Required task:
Return each line of the material verbatim.

::::

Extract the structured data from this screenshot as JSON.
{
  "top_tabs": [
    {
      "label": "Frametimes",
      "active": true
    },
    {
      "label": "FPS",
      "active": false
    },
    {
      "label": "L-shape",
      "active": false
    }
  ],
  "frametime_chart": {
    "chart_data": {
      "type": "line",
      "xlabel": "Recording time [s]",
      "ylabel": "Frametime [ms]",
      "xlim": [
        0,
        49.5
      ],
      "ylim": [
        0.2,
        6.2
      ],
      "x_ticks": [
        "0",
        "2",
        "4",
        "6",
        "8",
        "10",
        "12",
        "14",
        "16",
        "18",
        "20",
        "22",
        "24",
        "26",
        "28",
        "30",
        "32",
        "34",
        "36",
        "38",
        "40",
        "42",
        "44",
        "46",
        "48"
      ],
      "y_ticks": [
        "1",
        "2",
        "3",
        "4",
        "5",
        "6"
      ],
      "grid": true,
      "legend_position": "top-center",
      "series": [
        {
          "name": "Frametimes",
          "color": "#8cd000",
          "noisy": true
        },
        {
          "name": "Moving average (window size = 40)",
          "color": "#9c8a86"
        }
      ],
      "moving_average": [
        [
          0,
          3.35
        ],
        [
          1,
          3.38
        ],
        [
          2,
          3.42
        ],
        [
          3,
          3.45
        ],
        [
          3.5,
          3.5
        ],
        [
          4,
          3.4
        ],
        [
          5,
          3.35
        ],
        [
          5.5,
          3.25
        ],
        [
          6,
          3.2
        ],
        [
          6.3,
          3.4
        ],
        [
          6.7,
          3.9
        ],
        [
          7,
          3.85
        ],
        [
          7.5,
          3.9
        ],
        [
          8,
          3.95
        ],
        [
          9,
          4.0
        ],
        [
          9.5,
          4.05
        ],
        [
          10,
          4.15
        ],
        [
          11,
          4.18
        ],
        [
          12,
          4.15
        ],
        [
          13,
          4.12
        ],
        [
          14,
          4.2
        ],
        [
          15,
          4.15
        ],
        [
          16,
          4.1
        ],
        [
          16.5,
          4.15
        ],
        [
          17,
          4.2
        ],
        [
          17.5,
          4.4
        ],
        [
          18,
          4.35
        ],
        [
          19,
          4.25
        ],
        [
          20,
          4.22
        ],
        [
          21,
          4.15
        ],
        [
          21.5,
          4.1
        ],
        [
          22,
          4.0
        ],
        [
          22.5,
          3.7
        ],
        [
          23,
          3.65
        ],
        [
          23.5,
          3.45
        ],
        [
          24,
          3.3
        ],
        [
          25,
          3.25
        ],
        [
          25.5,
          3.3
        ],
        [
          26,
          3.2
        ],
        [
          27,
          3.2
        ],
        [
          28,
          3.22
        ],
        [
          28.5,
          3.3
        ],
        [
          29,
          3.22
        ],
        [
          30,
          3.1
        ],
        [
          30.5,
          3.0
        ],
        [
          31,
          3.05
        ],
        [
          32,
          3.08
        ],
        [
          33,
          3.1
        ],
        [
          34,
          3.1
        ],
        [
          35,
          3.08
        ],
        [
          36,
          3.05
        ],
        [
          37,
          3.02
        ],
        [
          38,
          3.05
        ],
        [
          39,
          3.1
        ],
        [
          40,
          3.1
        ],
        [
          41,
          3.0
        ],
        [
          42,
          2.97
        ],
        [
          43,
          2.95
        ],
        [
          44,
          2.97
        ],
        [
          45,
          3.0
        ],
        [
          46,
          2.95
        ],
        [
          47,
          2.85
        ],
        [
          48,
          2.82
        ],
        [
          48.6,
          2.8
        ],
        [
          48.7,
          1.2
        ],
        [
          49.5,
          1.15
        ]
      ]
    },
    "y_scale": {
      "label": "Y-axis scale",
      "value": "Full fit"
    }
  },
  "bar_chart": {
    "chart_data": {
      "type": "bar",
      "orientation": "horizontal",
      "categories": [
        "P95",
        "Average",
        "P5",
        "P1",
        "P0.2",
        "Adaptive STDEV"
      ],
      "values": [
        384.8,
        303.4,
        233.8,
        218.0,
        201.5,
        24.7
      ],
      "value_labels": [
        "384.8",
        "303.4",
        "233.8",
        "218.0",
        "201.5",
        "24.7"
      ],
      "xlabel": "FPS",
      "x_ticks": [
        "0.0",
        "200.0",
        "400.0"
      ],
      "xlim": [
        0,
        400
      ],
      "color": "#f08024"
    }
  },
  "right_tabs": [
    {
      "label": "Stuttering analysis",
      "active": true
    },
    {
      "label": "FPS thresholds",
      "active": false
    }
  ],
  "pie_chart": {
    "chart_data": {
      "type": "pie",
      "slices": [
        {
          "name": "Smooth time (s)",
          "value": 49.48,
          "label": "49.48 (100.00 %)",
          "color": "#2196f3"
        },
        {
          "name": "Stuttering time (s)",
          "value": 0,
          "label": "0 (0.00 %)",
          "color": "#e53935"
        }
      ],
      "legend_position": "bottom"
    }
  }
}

::::

Result of the exercise:
Extract the structured data from this screenshot as JSON.
{
  "top_tabs": [
    {
      "label": "Frametimes",
      "active": true
    },
    {
      "label": "FPS",
      "active": false
    },
    {
      "label": "L-shape",
      "active": false
    }
  ],
  "frametime_chart": {
    "chart_data": {
      "type": "line",
      "xlabel": "Recording time [s]",
      "ylabel": "Frametime [ms]",
      "xlim": [
        0,
        49.5
      ],
      "ylim": [
        0.2,
        6.2
      ],
      "x_ticks": [
        "0",
        "2",
        "4",
        "6",
        "8",
        "10",
        "12",
        "14",
        "16",
        "18",
        "20",
        "22",
        "24",
        "26",
        "28",
        "30",
        "32",
        "34",
        "36",
        "38",
        "40",
        "42",
        "44",
        "46",
        "48"
      ],
      "y_ticks": [
        "1",
        "2",
        "3",
        "4",
        "5",
        "6"
      ],
      "grid": true,
      "legend_position": "top-center",
      "series": [
        {
          "name": "Frametimes",
          "color": "#8cd000",
          "noisy": true
        },
        {
          "name": "Moving average (window size = 40)",
          "color": "#9c8a86"
        }
      ],
      "moving_average": [
        [
          0,
          3.35
        ],
        [
          1,
          3.38
        ],
        [
          2,
          3.42
        ],
        [
          3,
          3.45
        ],
        [
          3.5,
          3.5
        ],
        [
          4,
          3.4
        ],
        [
          5,
          3.35
        ],
        [
          5.5,
          3.25
        ],
        [
          6,
          3.2
        ],
        [
          6.3,
          3.4
        ],
        [
          6.7,
          3.9
        ],
        [
          7,
          3.85
        ],
        [
          7.5,
          3.9
        ],
        [
          8,
          3.95
        ],
        [
          9,
          4.0
        ],
        [
          9.5,
          4.05
        ],
        [
          10,
          4.15
        ],
        [
          11,
          4.18
        ],
        [
          12,
          4.15
        ],
        [
          13,
          4.12
        ],
        [
          14,
          4.2
        ],
        [
          15,
          4.15
        ],
        [
          16,
          4.1
        ],
        [
          16.5,
          4.15
        ],
        [
          17,
          4.2
        ],
        [
          17.5,
          4.4
        ],
        [
          18,
          4.35
        ],
        [
          19,
          4.25
        ],
        [
          20,
          4.22
        ],
        [
          21,
          4.15
        ],
        [
          21.5,
          4.1
        ],
        [
          22,
          4.0
        ],
        [
          22.5,
          3.7
        ],
        [
          23,
          3.65
        ],
        [
          23.5,
          3.45
        ],
        [
          24,
          3.3
        ],
        [
          25,
          3.25
        ],
        [
          25.5,
          3.3
        ],
        [
          26,
          3.2
        ],
        [
          27,
          3.2
        ],
        [
          28,
          3.22
        ],
        [
          28.5,
          3.3
        ],
        [
          29,
          3.22
        ],
        [
          30,
          3.1
        ],
        [
          30.5,
          3.0
        ],
        [
          31,
          3.05
        ],
        [
          32,
          3.08
        ],
        [
          33,
          3.1
        ],
        [
          34,
          3.1
        ],
        [
          35,
          3.08
        ],
        [
          36,
          3.05
        ],
        [
          37,
          3.02
        ],
        [
          38,
          3.05
        ],
        [
          39,
          3.1
        ],
        [
          40,
          3.1
        ],
        [
          41,
          3.0
        ],
        [
          42,
          2.97
        ],
        [
          43,
          2.95
        ],
        [
          44,
          2.97
        ],
        [
          45,
          3.0
        ],
        [
          46,
          2.95
        ],
        [
          47,
          2.85
        ],
        [
          48,
          2.82
        ],
        [
          48.6,
          2.8
        ],
        [
          48.7,
          1.2
        ],
        [
          49.5,
          1.15
        ]
      ]
    },
    "y_scale": {
      "label": "Y-axis scale",
      "value": "Full fit"
    }
  },
  "bar_chart": {
    "chart_data": {
      "type": "bar",
      "orientation": "horizontal",
      "categories": [
        "P95",
        "Average",
        "P5",
        "P1",
        "P0.2",
        "Adaptive STDEV"
      ],
      "values": [
        384.8,
        303.4,
        233.8,
        218.0,
        201.5,
        24.7
      ],
      "value_labels": [
        "384.8",
        "303.4",
        "233.8",
        "218.0",
        "201.5",
        "24.7"
      ],
      "xlabel": "FPS",
      "x_ticks": [
        "0.0",
        "200.0",
        "400.0"
      ],
      "xlim": [
        0,
        400
      ],
      "color": "#f08024"
    }
  },
  "right_tabs": [
    {
      "label": "Stuttering analysis",
      "active": true
    },
    {
      "label": "FPS thresholds",
      "active": false
    }
  ],
  "pie_chart": {
    "chart_data": {
      "type": "pie",
      "slices": [
        {
          "name": "Smooth time (s)",
          "value": 49.48,
          "label": "49.48 (100.00 %)",
          "color": "#2196f3"
        },
        {
          "name": "Stuttering time (s)",
          "value": 0,
          "label": "0 (0.00 %)",
          "color": "#e53935"
        }
      ],
      "legend_position": "bottom"
    }
  }
}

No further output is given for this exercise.